SUPPLIED MATERIAL =>
— start —

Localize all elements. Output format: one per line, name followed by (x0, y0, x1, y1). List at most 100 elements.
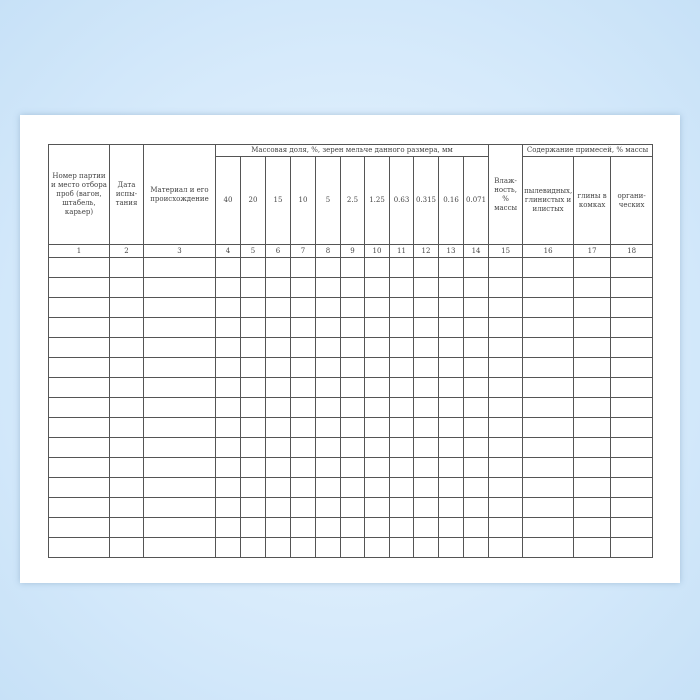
table-cell (413, 517, 439, 538)
table-cell (143, 357, 216, 378)
table-cell (610, 497, 654, 518)
table-cell (340, 497, 365, 518)
table-cell (413, 497, 439, 518)
table-cell (48, 337, 110, 358)
table-cell (265, 537, 291, 558)
table-cell (488, 297, 524, 318)
table-cell (109, 517, 144, 538)
table-cell (340, 437, 365, 458)
table-cell (240, 317, 266, 338)
table-cell (109, 437, 144, 458)
table-cell (522, 357, 575, 378)
table-cell (413, 257, 439, 278)
table-cell (340, 297, 365, 318)
table-cell (265, 277, 291, 298)
table-cell (315, 497, 341, 518)
table-cell (488, 517, 524, 538)
table-cell (522, 377, 575, 398)
table-cell (364, 357, 390, 378)
header-date: Дата испы-тания (109, 144, 144, 245)
table-cell (290, 397, 316, 418)
table-row (48, 537, 654, 558)
table-cell (522, 477, 575, 498)
table-cell (573, 457, 612, 478)
table-row (48, 277, 654, 298)
table-cell (340, 257, 365, 278)
header-size: 0.63 (389, 156, 414, 245)
table-cell (240, 477, 266, 498)
column-number: 1 (48, 244, 110, 258)
table-cell (573, 477, 612, 498)
table-cell (438, 297, 464, 318)
table-cell (488, 337, 524, 358)
table-cell (290, 457, 316, 478)
table-cell (462, 457, 490, 478)
table-cell (438, 257, 464, 278)
table-cell (573, 417, 612, 438)
table-cell (522, 297, 575, 318)
table-cell (364, 377, 390, 398)
header-size: 1.25 (364, 156, 390, 245)
table-cell (143, 457, 216, 478)
header-size: 20 (240, 156, 266, 245)
table-cell (265, 337, 291, 358)
table-cell (462, 337, 490, 358)
table-cell (364, 317, 390, 338)
table-cell (143, 337, 216, 358)
table-cell (109, 477, 144, 498)
table-cell (265, 317, 291, 338)
table-cell (340, 337, 365, 358)
table-cell (143, 477, 216, 498)
table-cell (364, 417, 390, 438)
table-cell (215, 377, 241, 398)
table-cell (413, 477, 439, 498)
table-cell (109, 397, 144, 418)
table-cell (610, 517, 654, 538)
table-cell (389, 477, 414, 498)
header-impurity: органи-ческих (610, 156, 654, 245)
table-cell (215, 397, 241, 418)
table-cell (389, 497, 414, 518)
table-cell (573, 297, 612, 318)
table-cell (240, 437, 266, 458)
table-cell (573, 537, 612, 558)
table-cell (48, 437, 110, 458)
table-cell (340, 517, 365, 538)
column-number: 4 (215, 244, 241, 258)
table-cell (462, 417, 490, 438)
table-cell (315, 257, 341, 278)
table-cell (290, 417, 316, 438)
column-number: 9 (340, 244, 365, 258)
table-cell (488, 257, 524, 278)
table-row (48, 497, 654, 518)
table-cell (573, 517, 612, 538)
header-size: 10 (290, 156, 316, 245)
table-cell (290, 377, 316, 398)
column-number: 6 (265, 244, 291, 258)
table-cell (290, 537, 316, 558)
table-cell (488, 457, 524, 478)
table-cell (340, 477, 365, 498)
table-cell (143, 537, 216, 558)
table-cell (438, 477, 464, 498)
table-cell (340, 317, 365, 338)
table-cell (389, 257, 414, 278)
column-number: 17 (573, 244, 612, 258)
table-cell (290, 497, 316, 518)
table-cell (48, 417, 110, 438)
table-cell (573, 497, 612, 518)
table-cell (315, 417, 341, 438)
table-cell (573, 357, 612, 378)
table-row (48, 317, 654, 338)
table-cell (364, 277, 390, 298)
table-cell (143, 497, 216, 518)
table-cell (315, 357, 341, 378)
table-cell (389, 457, 414, 478)
table-cell (48, 357, 110, 378)
table-cell (573, 257, 612, 278)
header-impurity: глины в комках (573, 156, 612, 245)
table-cell (265, 377, 291, 398)
table-cell (240, 537, 266, 558)
table-cell (364, 397, 390, 418)
table-cell (438, 437, 464, 458)
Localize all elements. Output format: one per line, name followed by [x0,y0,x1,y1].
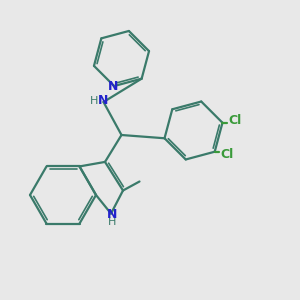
Text: N: N [98,94,108,107]
Text: H: H [108,217,117,227]
Text: H: H [90,95,98,106]
Text: Cl: Cl [229,114,242,127]
Text: N: N [107,80,118,92]
Text: Cl: Cl [221,148,234,160]
Text: N: N [107,208,118,221]
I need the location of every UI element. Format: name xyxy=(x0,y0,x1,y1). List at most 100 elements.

— end —

TASK TO COMPLETE => Return every line of the records above verbatim, leaving out the pictures.

FULL SOLUTION =>
Localize all elements. Output format: one per line, name followed by (x0, y0, x1, y1). List at most 100 elements.
table-cell (413, 517, 439, 538)
table-cell (143, 357, 216, 378)
table-cell (610, 497, 654, 518)
table-cell (340, 497, 365, 518)
table-cell (413, 497, 439, 518)
table-cell (48, 337, 110, 358)
table-cell (265, 537, 291, 558)
table-cell (488, 297, 524, 318)
table-cell (109, 517, 144, 538)
table-cell (340, 437, 365, 458)
table-cell (240, 317, 266, 338)
table-cell (109, 437, 144, 458)
table-cell (522, 357, 575, 378)
table-cell (413, 257, 439, 278)
table-cell (340, 297, 365, 318)
table-cell (265, 277, 291, 298)
table-cell (315, 497, 341, 518)
table-cell (488, 517, 524, 538)
table-cell (522, 377, 575, 398)
table-cell (364, 357, 390, 378)
header-date: Дата испы-тания (109, 144, 144, 245)
table-cell (290, 397, 316, 418)
table-row (48, 537, 654, 558)
table-cell (522, 477, 575, 498)
table-cell (573, 457, 612, 478)
table-row (48, 277, 654, 298)
table-cell (340, 257, 365, 278)
header-size: 0.63 (389, 156, 414, 245)
table-cell (240, 477, 266, 498)
column-number: 1 (48, 244, 110, 258)
table-cell (573, 477, 612, 498)
table-cell (438, 297, 464, 318)
table-cell (488, 337, 524, 358)
table-cell (290, 457, 316, 478)
table-cell (462, 457, 490, 478)
table-cell (438, 257, 464, 278)
table-cell (573, 417, 612, 438)
table-cell (522, 297, 575, 318)
table-cell (364, 377, 390, 398)
header-size: 1.25 (364, 156, 390, 245)
table-cell (143, 457, 216, 478)
header-size: 20 (240, 156, 266, 245)
table-cell (265, 337, 291, 358)
table-cell (462, 337, 490, 358)
table-cell (364, 317, 390, 338)
table-cell (143, 337, 216, 358)
table-cell (109, 477, 144, 498)
table-cell (265, 317, 291, 338)
table-cell (340, 337, 365, 358)
table-cell (143, 477, 216, 498)
table-cell (364, 417, 390, 438)
table-cell (215, 377, 241, 398)
table-cell (413, 477, 439, 498)
table-cell (109, 397, 144, 418)
table-cell (610, 517, 654, 538)
table-cell (389, 477, 414, 498)
header-impurity: органи-ческих (610, 156, 654, 245)
table-cell (215, 397, 241, 418)
table-cell (389, 497, 414, 518)
table-cell (573, 297, 612, 318)
table-cell (240, 437, 266, 458)
table-cell (573, 537, 612, 558)
table-cell (48, 437, 110, 458)
table-cell (340, 517, 365, 538)
column-number: 4 (215, 244, 241, 258)
table-cell (462, 417, 490, 438)
table-cell (315, 257, 341, 278)
table-cell (290, 417, 316, 438)
column-number: 9 (340, 244, 365, 258)
table-cell (488, 257, 524, 278)
table-row (48, 497, 654, 518)
table-cell (573, 517, 612, 538)
header-size: 10 (290, 156, 316, 245)
table-cell (290, 377, 316, 398)
column-number: 6 (265, 244, 291, 258)
table-cell (290, 537, 316, 558)
table-cell (488, 457, 524, 478)
table-cell (340, 477, 365, 498)
table-cell (143, 537, 216, 558)
table-cell (438, 477, 464, 498)
table-cell (340, 317, 365, 338)
table-cell (389, 257, 414, 278)
column-number: 17 (573, 244, 612, 258)
table-cell (290, 497, 316, 518)
table-cell (48, 417, 110, 438)
table-cell (573, 497, 612, 518)
table-cell (315, 417, 341, 438)
table-cell (573, 357, 612, 378)
table-row (48, 317, 654, 338)
table-cell (364, 277, 390, 298)
table-cell (143, 497, 216, 518)
table-cell (315, 357, 341, 378)
table-cell (389, 457, 414, 478)
table-cell (48, 357, 110, 378)
table-cell (573, 257, 612, 278)
header-impurity: глины в комках (573, 156, 612, 245)
table-cell (265, 377, 291, 398)
table-cell (240, 537, 266, 558)
table-cell (364, 397, 390, 418)
table-cell (438, 437, 464, 458)
Localize all elements. Output format: one per line, name followed by [x0,y0,x1,y1].
Text: N: N [98,94,108,107]
Text: H: H [108,217,117,227]
Text: H: H [90,95,98,106]
Text: Cl: Cl [229,114,242,127]
Text: N: N [107,80,118,92]
Text: Cl: Cl [221,148,234,160]
Text: N: N [107,208,118,221]
I need the location of every UI element. Format: name xyxy=(x0,y0,x1,y1). List at most 100 elements.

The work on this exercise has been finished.